» **Exercise description**
Note every line in the entries that contains the string "true", and copy it.

Start of Record extracts

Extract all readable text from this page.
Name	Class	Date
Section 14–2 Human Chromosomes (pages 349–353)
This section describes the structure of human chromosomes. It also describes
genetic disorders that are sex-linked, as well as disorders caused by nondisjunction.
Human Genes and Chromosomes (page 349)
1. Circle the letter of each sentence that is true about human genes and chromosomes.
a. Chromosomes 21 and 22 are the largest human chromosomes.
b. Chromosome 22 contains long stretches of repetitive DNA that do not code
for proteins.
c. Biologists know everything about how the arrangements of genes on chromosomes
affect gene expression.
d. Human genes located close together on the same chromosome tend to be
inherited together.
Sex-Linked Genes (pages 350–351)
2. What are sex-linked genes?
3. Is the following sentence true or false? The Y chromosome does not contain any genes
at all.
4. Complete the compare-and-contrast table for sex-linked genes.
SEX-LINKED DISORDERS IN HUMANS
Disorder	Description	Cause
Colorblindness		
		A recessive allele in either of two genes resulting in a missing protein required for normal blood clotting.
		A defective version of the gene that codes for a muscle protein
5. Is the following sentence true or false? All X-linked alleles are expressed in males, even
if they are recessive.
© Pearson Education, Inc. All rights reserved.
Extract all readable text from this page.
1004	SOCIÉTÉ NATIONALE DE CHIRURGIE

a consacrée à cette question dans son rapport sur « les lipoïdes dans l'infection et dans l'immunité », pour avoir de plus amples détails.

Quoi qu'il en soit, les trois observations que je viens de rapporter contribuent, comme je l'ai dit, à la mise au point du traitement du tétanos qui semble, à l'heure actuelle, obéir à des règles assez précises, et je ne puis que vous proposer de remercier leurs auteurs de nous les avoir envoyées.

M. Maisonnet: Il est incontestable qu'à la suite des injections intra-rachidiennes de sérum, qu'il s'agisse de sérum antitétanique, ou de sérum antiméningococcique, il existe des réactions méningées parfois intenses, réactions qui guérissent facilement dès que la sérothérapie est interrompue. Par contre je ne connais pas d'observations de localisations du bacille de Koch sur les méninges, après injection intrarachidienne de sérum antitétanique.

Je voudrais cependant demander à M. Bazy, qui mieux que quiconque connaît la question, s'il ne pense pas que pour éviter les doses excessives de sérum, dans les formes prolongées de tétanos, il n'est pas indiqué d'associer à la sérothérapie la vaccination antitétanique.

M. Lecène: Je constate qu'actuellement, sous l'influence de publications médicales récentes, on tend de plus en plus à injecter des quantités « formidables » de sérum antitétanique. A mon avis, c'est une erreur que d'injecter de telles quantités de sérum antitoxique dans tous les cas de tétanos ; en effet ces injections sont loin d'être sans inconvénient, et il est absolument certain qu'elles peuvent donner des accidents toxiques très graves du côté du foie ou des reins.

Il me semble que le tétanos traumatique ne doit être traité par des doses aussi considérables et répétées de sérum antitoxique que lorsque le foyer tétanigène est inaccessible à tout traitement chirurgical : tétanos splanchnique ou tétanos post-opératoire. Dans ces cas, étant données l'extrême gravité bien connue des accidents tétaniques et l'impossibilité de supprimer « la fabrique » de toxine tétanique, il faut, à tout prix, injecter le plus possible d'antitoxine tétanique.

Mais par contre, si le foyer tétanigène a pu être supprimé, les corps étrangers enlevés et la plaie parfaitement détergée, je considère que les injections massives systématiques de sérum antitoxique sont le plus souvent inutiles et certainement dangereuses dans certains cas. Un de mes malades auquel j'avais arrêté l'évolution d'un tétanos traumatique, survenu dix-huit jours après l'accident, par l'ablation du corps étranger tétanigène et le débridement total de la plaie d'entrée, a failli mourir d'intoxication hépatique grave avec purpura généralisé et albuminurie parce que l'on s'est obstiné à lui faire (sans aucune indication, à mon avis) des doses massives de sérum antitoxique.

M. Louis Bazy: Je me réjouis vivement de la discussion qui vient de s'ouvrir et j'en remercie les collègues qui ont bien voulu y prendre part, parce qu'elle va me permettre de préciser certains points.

End of Record extracts

» **The completed task**
1. Circle the letter of each sentence that is true about human genes and chromosomes.
3. Is the following sentence true or false? The Y chromosome does not contain any genes
5. Is the following sentence true or false? All X-linked alleles are expressed in males, even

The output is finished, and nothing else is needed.